Exercise goal:
Will you give every entry again exactly as it stands?
-- Start of Records shown --
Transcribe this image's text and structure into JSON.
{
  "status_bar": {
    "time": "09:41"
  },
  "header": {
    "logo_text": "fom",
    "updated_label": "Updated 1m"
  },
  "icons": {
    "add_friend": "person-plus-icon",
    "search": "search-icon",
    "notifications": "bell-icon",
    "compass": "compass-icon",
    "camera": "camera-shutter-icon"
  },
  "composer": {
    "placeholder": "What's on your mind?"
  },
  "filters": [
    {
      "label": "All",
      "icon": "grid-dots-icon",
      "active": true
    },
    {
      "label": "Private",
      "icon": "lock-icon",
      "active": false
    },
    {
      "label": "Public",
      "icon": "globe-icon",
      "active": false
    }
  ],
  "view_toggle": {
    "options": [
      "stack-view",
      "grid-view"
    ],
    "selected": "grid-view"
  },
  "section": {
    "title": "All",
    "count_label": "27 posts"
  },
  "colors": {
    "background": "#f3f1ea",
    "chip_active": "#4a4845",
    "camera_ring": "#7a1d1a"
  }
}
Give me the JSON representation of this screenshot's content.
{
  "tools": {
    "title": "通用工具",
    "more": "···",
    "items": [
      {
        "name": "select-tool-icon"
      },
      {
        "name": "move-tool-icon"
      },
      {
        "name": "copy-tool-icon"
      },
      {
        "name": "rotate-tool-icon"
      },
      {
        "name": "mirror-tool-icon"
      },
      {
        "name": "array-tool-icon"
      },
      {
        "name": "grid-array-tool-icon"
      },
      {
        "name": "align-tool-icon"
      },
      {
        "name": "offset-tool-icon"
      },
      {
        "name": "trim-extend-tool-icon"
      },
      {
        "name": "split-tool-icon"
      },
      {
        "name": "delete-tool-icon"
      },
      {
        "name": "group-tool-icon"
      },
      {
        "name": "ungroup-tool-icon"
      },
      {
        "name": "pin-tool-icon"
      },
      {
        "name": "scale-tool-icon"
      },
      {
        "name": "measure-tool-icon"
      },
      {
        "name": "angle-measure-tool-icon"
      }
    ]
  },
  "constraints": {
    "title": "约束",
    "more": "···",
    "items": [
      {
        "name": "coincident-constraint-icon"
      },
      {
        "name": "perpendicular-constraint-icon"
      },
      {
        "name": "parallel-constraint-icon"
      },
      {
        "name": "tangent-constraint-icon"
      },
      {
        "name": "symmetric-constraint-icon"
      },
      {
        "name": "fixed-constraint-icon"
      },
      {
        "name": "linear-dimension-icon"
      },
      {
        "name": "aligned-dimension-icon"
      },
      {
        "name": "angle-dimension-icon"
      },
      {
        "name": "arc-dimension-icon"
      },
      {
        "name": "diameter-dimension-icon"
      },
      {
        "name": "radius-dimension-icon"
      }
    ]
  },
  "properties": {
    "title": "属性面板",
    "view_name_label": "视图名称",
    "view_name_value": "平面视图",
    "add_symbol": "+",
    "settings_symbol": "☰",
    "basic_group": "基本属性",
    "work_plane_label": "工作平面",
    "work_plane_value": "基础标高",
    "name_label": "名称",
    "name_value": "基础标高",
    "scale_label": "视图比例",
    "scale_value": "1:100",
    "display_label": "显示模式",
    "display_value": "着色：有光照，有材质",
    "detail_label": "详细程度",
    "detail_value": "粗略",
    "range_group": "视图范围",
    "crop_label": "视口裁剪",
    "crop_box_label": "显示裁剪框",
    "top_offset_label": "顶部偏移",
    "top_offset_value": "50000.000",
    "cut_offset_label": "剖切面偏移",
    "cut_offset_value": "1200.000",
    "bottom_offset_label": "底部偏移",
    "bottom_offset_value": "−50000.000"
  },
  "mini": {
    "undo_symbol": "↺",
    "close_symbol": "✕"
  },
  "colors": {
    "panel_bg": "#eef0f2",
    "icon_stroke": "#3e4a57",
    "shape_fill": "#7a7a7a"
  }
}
-- End of Records shown --
Problem solution:
Transcribe this image's text and structure into JSON.
{
  "status_bar": {
    "time": "09:41"
  },
  "header": {
    "logo_text": "fom",
    "updated_label": "Updated 1m"
  },
  "icons": {
    "add_friend": "person-plus-icon",
    "search": "search-icon",
    "notifications": "bell-icon",
    "compass": "compass-icon",
    "camera": "camera-shutter-icon"
  },
  "composer": {
    "placeholder": "What's on your mind?"
  },
  "filters": [
    {
      "label": "All",
      "icon": "grid-dots-icon",
      "active": true
    },
    {
      "label": "Private",
      "icon": "lock-icon",
      "active": false
    },
    {
      "label": "Public",
      "icon": "globe-icon",
      "active": false
    }
  ],
  "view_toggle": {
    "options": [
      "stack-view",
      "grid-view"
    ],
    "selected": "grid-view"
  },
  "section": {
    "title": "All",
    "count_label": "27 posts"
  },
  "colors": {
    "background": "#f3f1ea",
    "chip_active": "#4a4845",
    "camera_ring": "#7a1d1a"
  }
}
Give me the JSON representation of this screenshot's content.
{
  "tools": {
    "title": "通用工具",
    "more": "···",
    "items": [
      {
        "name": "select-tool-icon"
      },
      {
        "name": "move-tool-icon"
      },
      {
        "name": "copy-tool-icon"
      },
      {
        "name": "rotate-tool-icon"
      },
      {
        "name": "mirror-tool-icon"
      },
      {
        "name": "array-tool-icon"
      },
      {
        "name": "grid-array-tool-icon"
      },
      {
        "name": "align-tool-icon"
      },
      {
        "name": "offset-tool-icon"
      },
      {
        "name": "trim-extend-tool-icon"
      },
      {
        "name": "split-tool-icon"
      },
      {
        "name": "delete-tool-icon"
      },
      {
        "name": "group-tool-icon"
      },
      {
        "name": "ungroup-tool-icon"
      },
      {
        "name": "pin-tool-icon"
      },
      {
        "name": "scale-tool-icon"
      },
      {
        "name": "measure-tool-icon"
      },
      {
        "name": "angle-measure-tool-icon"
      }
    ]
  },
  "constraints": {
    "title": "约束",
    "more": "···",
    "items": [
      {
        "name": "coincident-constraint-icon"
      },
      {
        "name": "perpendicular-constraint-icon"
      },
      {
        "name": "parallel-constraint-icon"
      },
      {
        "name": "tangent-constraint-icon"
      },
      {
        "name": "symmetric-constraint-icon"
      },
      {
        "name": "fixed-constraint-icon"
      },
      {
        "name": "linear-dimension-icon"
      },
      {
        "name": "aligned-dimension-icon"
      },
      {
        "name": "angle-dimension-icon"
      },
      {
        "name": "arc-dimension-icon"
      },
      {
        "name": "diameter-dimension-icon"
      },
      {
        "name": "radius-dimension-icon"
      }
    ]
  },
  "properties": {
    "title": "属性面板",
    "view_name_label": "视图名称",
    "view_name_value": "平面视图",
    "add_symbol": "+",
    "settings_symbol": "☰",
    "basic_group": "基本属性",
    "work_plane_label": "工作平面",
    "work_plane_value": "基础标高",
    "name_label": "名称",
    "name_value": "基础标高",
    "scale_label": "视图比例",
    "scale_value": "1:100",
    "display_label": "显示模式",
    "display_value": "着色：有光照，有材质",
    "detail_label": "详细程度",
    "detail_value": "粗略",
    "range_group": "视图范围",
    "crop_label": "视口裁剪",
    "crop_box_label": "显示裁剪框",
    "top_offset_label": "顶部偏移",
    "top_offset_value": "50000.000",
    "cut_offset_label": "剖切面偏移",
    "cut_offset_value": "1200.000",
    "bottom_offset_label": "底部偏移",
    "bottom_offset_value": "−50000.000"
  },
  "mini": {
    "undo_symbol": "↺",
    "close_symbol": "✕"
  },
  "colors": {
    "panel_bg": "#eef0f2",
    "icon_stroke": "#3e4a57",
    "shape_fill": "#7a7a7a"
  }
}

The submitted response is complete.